**Directions for this task:**
Copy out each line below in which the string "little" appears.

##### Supplied information

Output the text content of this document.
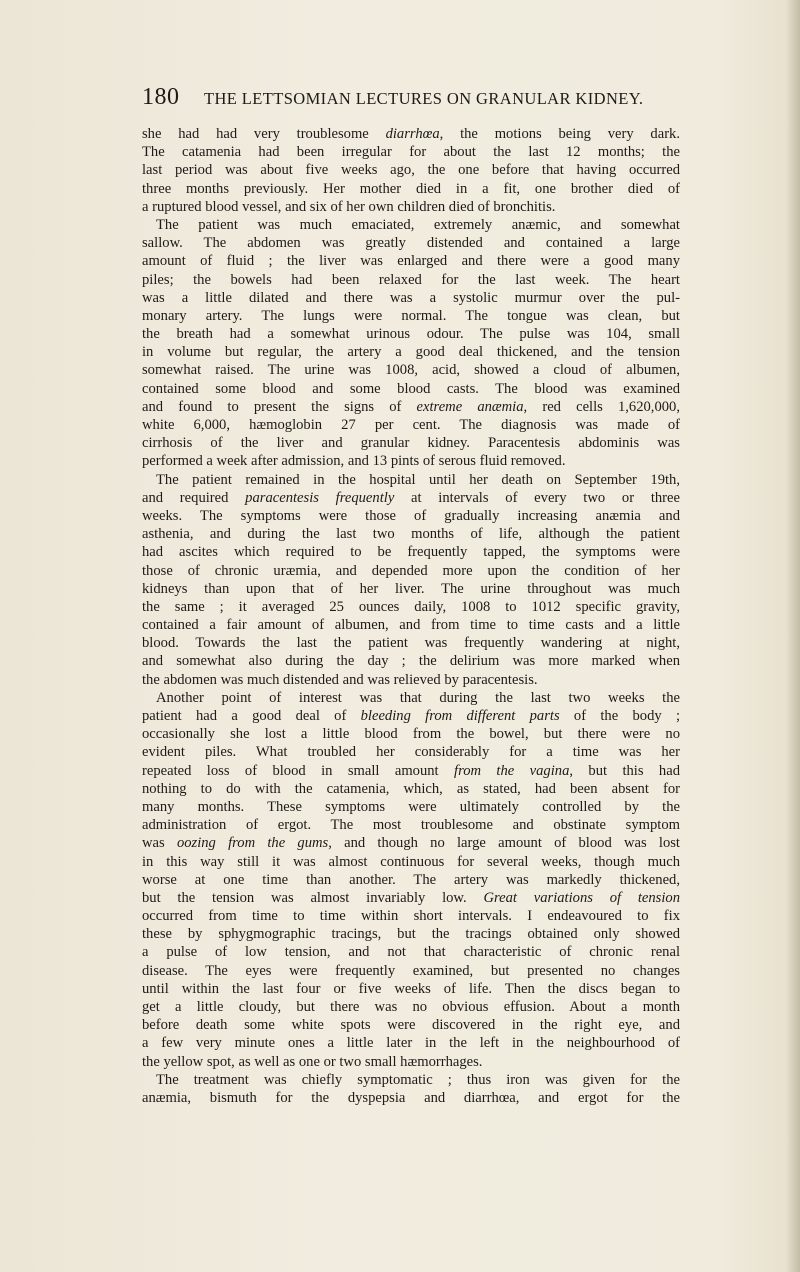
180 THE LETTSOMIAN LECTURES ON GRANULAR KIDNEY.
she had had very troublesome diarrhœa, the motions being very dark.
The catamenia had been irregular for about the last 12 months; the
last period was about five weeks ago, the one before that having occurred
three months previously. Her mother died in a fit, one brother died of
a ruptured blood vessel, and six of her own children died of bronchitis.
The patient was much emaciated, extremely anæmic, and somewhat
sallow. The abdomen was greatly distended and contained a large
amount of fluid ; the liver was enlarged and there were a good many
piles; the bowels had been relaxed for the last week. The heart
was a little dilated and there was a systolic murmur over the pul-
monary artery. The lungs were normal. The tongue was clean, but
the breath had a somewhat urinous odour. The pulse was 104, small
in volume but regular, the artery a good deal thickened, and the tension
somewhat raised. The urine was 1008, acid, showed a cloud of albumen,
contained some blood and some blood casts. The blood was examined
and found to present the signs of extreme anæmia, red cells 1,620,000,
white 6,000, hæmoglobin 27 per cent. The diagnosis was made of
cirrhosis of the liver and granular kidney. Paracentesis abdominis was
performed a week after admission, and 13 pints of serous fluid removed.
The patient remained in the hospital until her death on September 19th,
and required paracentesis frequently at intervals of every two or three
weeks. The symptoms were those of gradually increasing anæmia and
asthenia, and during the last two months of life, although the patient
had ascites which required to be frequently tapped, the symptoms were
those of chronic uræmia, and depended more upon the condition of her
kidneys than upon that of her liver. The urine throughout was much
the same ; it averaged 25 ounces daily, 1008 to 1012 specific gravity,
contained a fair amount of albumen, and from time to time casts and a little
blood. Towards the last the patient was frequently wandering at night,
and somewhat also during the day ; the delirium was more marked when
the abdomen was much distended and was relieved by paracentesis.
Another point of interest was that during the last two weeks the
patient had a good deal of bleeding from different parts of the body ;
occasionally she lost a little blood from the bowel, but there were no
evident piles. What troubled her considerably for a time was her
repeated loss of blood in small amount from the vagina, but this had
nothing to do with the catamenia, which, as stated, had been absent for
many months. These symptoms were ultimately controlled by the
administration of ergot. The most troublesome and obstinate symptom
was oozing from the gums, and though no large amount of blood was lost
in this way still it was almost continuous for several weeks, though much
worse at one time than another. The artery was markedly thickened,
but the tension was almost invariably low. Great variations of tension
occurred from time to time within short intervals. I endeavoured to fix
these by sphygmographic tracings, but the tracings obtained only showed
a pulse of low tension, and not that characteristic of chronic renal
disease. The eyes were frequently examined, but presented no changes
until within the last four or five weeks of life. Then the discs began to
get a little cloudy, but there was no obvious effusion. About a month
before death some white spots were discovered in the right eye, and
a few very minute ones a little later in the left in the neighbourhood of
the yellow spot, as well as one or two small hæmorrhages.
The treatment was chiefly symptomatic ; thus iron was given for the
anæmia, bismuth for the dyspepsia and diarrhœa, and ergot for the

##########

**Solution to the problem:**
was a little dilated and there was a systolic murmur over the pul-
contained a fair amount of albumen, and from time to time casts and a little
occasionally she lost a little blood from the bowel, but there were no
get a little cloudy, but there was no obvious effusion. About a month
a few very minute ones a little later in the left in the neighbourhood of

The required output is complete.